Directive:
Retype every entry word for word.
** START OF Extracted data **
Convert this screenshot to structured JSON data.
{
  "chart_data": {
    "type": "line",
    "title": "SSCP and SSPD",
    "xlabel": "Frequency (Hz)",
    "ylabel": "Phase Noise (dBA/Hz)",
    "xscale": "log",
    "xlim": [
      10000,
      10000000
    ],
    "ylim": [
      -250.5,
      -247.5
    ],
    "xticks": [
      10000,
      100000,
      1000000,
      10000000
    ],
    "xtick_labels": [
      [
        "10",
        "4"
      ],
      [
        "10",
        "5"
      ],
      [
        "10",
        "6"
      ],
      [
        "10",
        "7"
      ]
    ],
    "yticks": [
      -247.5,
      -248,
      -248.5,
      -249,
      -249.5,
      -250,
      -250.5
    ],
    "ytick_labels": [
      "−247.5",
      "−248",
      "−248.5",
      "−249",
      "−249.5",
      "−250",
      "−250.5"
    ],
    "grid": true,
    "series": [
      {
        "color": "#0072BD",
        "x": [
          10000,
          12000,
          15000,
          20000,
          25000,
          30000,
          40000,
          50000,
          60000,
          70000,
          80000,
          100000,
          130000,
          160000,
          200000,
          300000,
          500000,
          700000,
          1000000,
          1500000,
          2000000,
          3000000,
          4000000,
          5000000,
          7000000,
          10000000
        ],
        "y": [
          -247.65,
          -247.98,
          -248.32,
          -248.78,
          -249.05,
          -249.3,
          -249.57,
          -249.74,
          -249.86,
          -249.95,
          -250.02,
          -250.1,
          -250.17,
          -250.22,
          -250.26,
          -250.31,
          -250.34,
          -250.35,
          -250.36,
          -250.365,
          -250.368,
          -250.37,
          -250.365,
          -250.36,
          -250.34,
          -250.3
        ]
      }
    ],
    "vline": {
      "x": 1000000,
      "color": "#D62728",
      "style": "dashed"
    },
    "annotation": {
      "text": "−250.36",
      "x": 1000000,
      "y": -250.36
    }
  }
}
** END OF Extracted data **
Problem solution:
Convert this screenshot to structured JSON data.
{
  "chart_data": {
    "type": "line",
    "title": "SSCP and SSPD",
    "xlabel": "Frequency (Hz)",
    "ylabel": "Phase Noise (dBA/Hz)",
    "xscale": "log",
    "xlim": [
      10000,
      10000000
    ],
    "ylim": [
      -250.5,
      -247.5
    ],
    "xticks": [
      10000,
      100000,
      1000000,
      10000000
    ],
    "xtick_labels": [
      [
        "10",
        "4"
      ],
      [
        "10",
        "5"
      ],
      [
        "10",
        "6"
      ],
      [
        "10",
        "7"
      ]
    ],
    "yticks": [
      -247.5,
      -248,
      -248.5,
      -249,
      -249.5,
      -250,
      -250.5
    ],
    "ytick_labels": [
      "−247.5",
      "−248",
      "−248.5",
      "−249",
      "−249.5",
      "−250",
      "−250.5"
    ],
    "grid": true,
    "series": [
      {
        "color": "#0072BD",
        "x": [
          10000,
          12000,
          15000,
          20000,
          25000,
          30000,
          40000,
          50000,
          60000,
          70000,
          80000,
          100000,
          130000,
          160000,
          200000,
          300000,
          500000,
          700000,
          1000000,
          1500000,
          2000000,
          3000000,
          4000000,
          5000000,
          7000000,
          10000000
        ],
        "y": [
          -247.65,
          -247.98,
          -248.32,
          -248.78,
          -249.05,
          -249.3,
          -249.57,
          -249.74,
          -249.86,
          -249.95,
          -250.02,
          -250.1,
          -250.17,
          -250.22,
          -250.26,
          -250.31,
          -250.34,
          -250.35,
          -250.36,
          -250.365,
          -250.368,
          -250.37,
          -250.365,
          -250.36,
          -250.34,
          -250.3
        ]
      }
    ],
    "vline": {
      "x": 1000000,
      "color": "#D62728",
      "style": "dashed"
    },
    "annotation": {
      "text": "−250.36",
      "x": 1000000,
      "y": -250.36
    }
  }
}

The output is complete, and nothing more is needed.